* **Exercise instructions**: Retype every entry exactly, character for character.

○ ○ ○ ○

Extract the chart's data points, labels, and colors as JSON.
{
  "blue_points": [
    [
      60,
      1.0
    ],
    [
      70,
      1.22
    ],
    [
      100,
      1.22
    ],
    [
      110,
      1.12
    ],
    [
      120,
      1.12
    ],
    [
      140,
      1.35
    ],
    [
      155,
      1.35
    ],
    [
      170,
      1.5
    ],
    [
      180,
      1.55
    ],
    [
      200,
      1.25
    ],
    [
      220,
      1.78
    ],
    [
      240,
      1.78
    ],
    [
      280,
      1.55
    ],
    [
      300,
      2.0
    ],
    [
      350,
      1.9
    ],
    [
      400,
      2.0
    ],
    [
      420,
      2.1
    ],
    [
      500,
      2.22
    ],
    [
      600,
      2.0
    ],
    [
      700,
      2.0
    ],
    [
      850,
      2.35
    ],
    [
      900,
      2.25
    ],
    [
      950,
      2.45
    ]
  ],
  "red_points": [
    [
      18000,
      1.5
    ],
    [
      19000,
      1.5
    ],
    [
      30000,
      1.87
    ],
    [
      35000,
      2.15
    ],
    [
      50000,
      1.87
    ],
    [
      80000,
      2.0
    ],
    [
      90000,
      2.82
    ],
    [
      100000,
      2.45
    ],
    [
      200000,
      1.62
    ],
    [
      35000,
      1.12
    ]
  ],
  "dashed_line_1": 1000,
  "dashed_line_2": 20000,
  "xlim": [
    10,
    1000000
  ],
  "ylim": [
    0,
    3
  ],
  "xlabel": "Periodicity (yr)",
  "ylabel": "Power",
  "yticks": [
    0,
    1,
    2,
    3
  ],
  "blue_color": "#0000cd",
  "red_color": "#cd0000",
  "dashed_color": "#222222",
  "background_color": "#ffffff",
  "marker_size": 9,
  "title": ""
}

○ ○ ○ ○

* **Solution**:
Extract the chart's data points, labels, and colors as JSON.
{
  "blue_points": [
    [
      60,
      1.0
    ],
    [
      70,
      1.22
    ],
    [
      100,
      1.22
    ],
    [
      110,
      1.12
    ],
    [
      120,
      1.12
    ],
    [
      140,
      1.35
    ],
    [
      155,
      1.35
    ],
    [
      170,
      1.5
    ],
    [
      180,
      1.55
    ],
    [
      200,
      1.25
    ],
    [
      220,
      1.78
    ],
    [
      240,
      1.78
    ],
    [
      280,
      1.55
    ],
    [
      300,
      2.0
    ],
    [
      350,
      1.9
    ],
    [
      400,
      2.0
    ],
    [
      420,
      2.1
    ],
    [
      500,
      2.22
    ],
    [
      600,
      2.0
    ],
    [
      700,
      2.0
    ],
    [
      850,
      2.35
    ],
    [
      900,
      2.25
    ],
    [
      950,
      2.45
    ]
  ],
  "red_points": [
    [
      18000,
      1.5
    ],
    [
      19000,
      1.5
    ],
    [
      30000,
      1.87
    ],
    [
      35000,
      2.15
    ],
    [
      50000,
      1.87
    ],
    [
      80000,
      2.0
    ],
    [
      90000,
      2.82
    ],
    [
      100000,
      2.45
    ],
    [
      200000,
      1.62
    ],
    [
      35000,
      1.12
    ]
  ],
  "dashed_line_1": 1000,
  "dashed_line_2": 20000,
  "xlim": [
    10,
    1000000
  ],
  "ylim": [
    0,
    3
  ],
  "xlabel": "Periodicity (yr)",
  "ylabel": "Power",
  "yticks": [
    0,
    1,
    2,
    3
  ],
  "blue_color": "#0000cd",
  "red_color": "#cd0000",
  "dashed_color": "#222222",
  "background_color": "#ffffff",
  "marker_size": 9,
  "title": ""
}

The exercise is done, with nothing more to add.